* BEGIN Records provided *

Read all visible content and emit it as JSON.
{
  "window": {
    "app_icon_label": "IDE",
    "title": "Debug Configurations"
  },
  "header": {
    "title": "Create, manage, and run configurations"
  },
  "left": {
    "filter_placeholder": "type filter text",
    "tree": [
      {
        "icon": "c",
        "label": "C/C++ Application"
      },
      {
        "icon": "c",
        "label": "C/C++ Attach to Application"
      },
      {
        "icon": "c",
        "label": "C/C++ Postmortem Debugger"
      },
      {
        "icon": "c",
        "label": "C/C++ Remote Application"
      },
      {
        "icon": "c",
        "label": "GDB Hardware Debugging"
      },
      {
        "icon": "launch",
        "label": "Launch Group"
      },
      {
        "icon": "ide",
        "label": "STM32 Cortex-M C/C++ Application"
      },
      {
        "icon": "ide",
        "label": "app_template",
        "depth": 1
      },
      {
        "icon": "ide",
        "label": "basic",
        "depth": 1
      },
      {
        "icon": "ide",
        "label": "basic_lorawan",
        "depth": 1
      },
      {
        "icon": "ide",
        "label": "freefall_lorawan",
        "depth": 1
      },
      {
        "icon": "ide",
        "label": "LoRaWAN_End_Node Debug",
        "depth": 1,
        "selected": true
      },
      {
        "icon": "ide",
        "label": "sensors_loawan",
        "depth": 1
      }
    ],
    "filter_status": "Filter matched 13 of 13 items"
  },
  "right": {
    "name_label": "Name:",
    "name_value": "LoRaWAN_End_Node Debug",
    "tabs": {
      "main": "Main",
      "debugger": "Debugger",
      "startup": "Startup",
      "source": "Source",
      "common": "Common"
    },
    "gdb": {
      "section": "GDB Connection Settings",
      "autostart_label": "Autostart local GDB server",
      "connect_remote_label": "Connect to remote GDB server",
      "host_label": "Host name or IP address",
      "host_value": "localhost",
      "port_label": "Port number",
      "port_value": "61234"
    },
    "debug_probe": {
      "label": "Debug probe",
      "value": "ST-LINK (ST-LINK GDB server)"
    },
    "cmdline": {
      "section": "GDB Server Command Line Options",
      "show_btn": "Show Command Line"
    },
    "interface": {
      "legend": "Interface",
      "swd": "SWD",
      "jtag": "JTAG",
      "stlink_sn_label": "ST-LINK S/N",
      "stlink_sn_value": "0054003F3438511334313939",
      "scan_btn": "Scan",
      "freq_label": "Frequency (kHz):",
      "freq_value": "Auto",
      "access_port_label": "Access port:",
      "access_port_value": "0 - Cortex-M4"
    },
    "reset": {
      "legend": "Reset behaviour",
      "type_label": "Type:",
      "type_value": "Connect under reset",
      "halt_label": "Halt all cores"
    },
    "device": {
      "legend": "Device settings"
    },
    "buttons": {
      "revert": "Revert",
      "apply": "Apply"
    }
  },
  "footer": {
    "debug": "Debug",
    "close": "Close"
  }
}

* END Records provided *

State how many lines of the records above contain the word "section", and give only that number.

The completed task:
2